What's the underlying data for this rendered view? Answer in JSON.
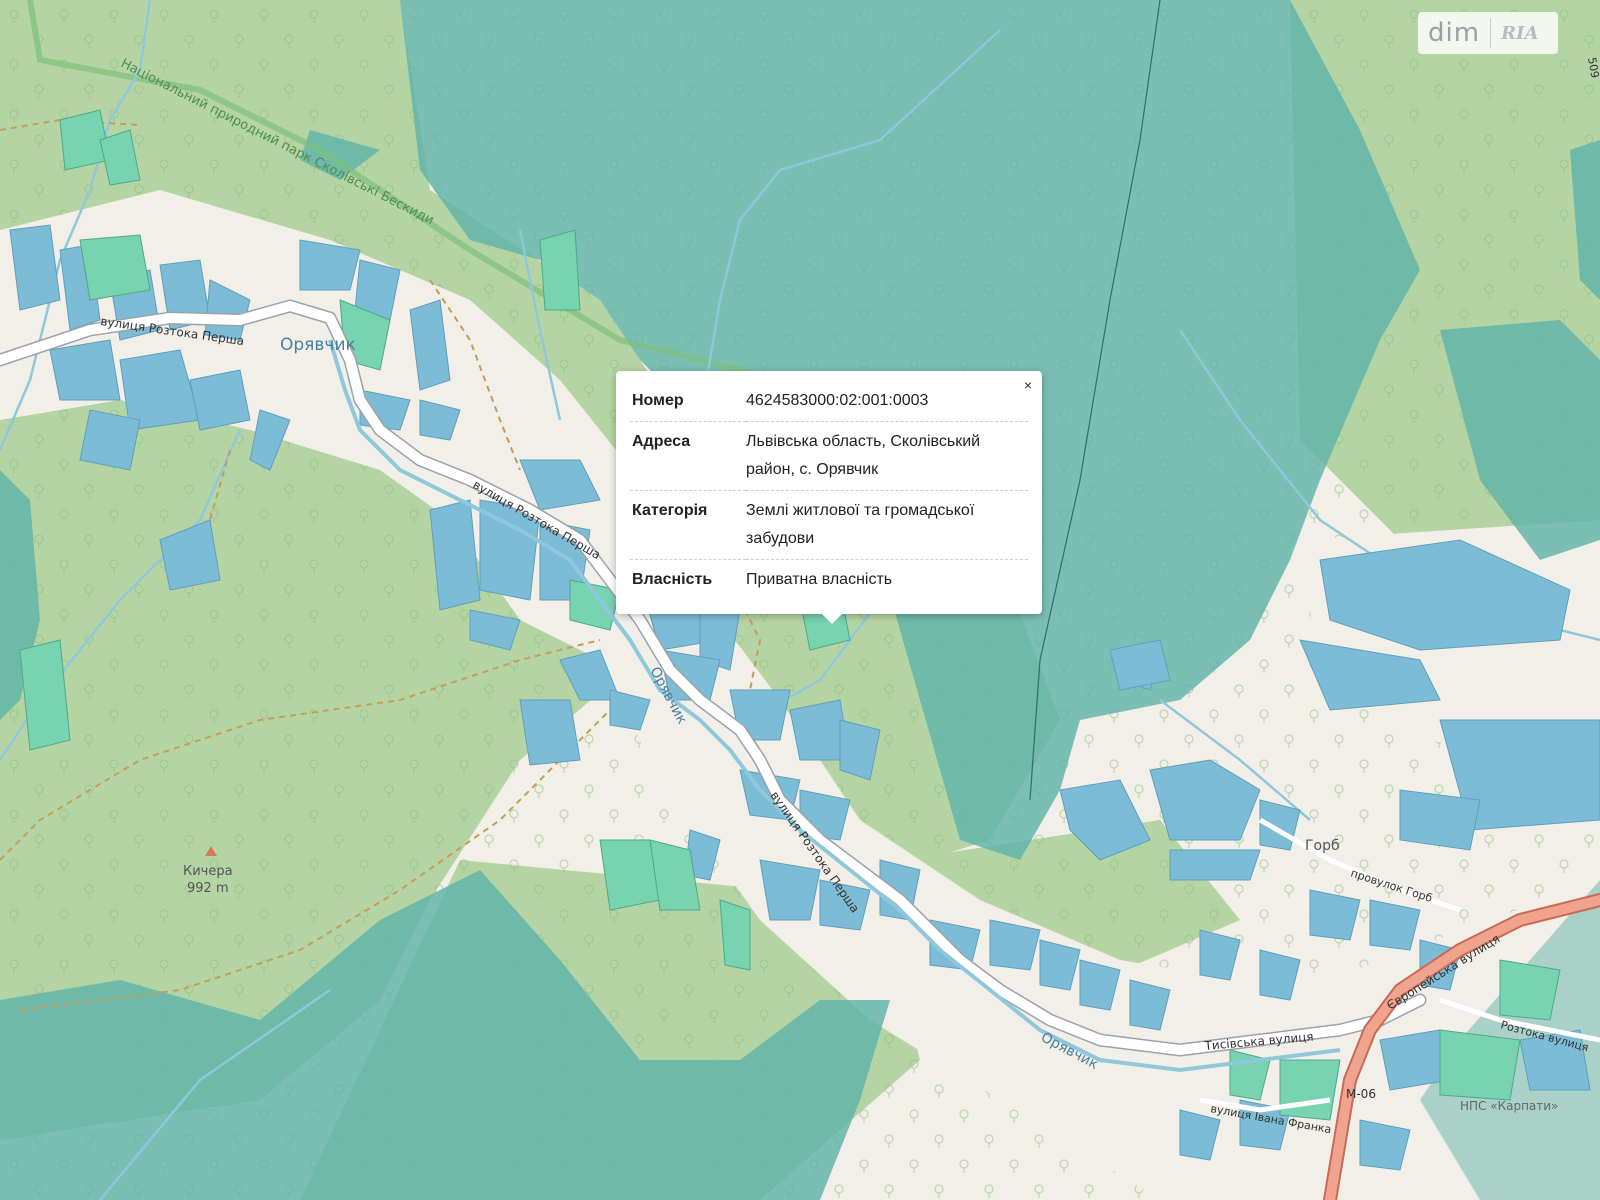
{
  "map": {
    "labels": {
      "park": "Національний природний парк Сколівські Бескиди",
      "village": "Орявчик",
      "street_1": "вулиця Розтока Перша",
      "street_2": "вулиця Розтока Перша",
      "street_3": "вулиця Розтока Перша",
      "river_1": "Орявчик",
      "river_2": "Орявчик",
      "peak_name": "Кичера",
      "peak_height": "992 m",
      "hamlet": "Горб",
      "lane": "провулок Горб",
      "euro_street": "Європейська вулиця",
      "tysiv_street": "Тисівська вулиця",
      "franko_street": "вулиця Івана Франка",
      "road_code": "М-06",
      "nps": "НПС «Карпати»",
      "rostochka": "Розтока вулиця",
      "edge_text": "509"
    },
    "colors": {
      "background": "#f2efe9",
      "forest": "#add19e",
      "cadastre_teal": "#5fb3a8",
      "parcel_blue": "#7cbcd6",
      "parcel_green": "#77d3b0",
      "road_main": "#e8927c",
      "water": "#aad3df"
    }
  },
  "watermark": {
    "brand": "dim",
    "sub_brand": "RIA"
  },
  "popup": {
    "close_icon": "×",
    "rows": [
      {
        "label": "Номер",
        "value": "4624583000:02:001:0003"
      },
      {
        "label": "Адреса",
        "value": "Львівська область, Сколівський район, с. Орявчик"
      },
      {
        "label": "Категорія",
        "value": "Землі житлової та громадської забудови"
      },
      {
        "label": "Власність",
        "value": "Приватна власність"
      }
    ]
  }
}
^^^^
[What the task asks]
Take the entries shown above and quote them verbatim, passing over the pictures.

[Final answer]
What's the underlying data for this rendered view? Answer in JSON.
{
  "map": {
    "labels": {
      "park": "Національний природний парк Сколівські Бескиди",
      "village": "Орявчик",
      "street_1": "вулиця Розтока Перша",
      "street_2": "вулиця Розтока Перша",
      "street_3": "вулиця Розтока Перша",
      "river_1": "Орявчик",
      "river_2": "Орявчик",
      "peak_name": "Кичера",
      "peak_height": "992 m",
      "hamlet": "Горб",
      "lane": "провулок Горб",
      "euro_street": "Європейська вулиця",
      "tysiv_street": "Тисівська вулиця",
      "franko_street": "вулиця Івана Франка",
      "road_code": "М-06",
      "nps": "НПС «Карпати»",
      "rostochka": "Розтока вулиця",
      "edge_text": "509"
    },
    "colors": {
      "background": "#f2efe9",
      "forest": "#add19e",
      "cadastre_teal": "#5fb3a8",
      "parcel_blue": "#7cbcd6",
      "parcel_green": "#77d3b0",
      "road_main": "#e8927c",
      "water": "#aad3df"
    }
  },
  "watermark": {
    "brand": "dim",
    "sub_brand": "RIA"
  },
  "popup": {
    "close_icon": "×",
    "rows": [
      {
        "label": "Номер",
        "value": "4624583000:02:001:0003"
      },
      {
        "label": "Адреса",
        "value": "Львівська область, Сколівський район, с. Орявчик"
      },
      {
        "label": "Категорія",
        "value": "Землі житлової та громадської забудови"
      },
      {
        "label": "Власність",
        "value": "Приватна власність"
      }
    ]
  }
}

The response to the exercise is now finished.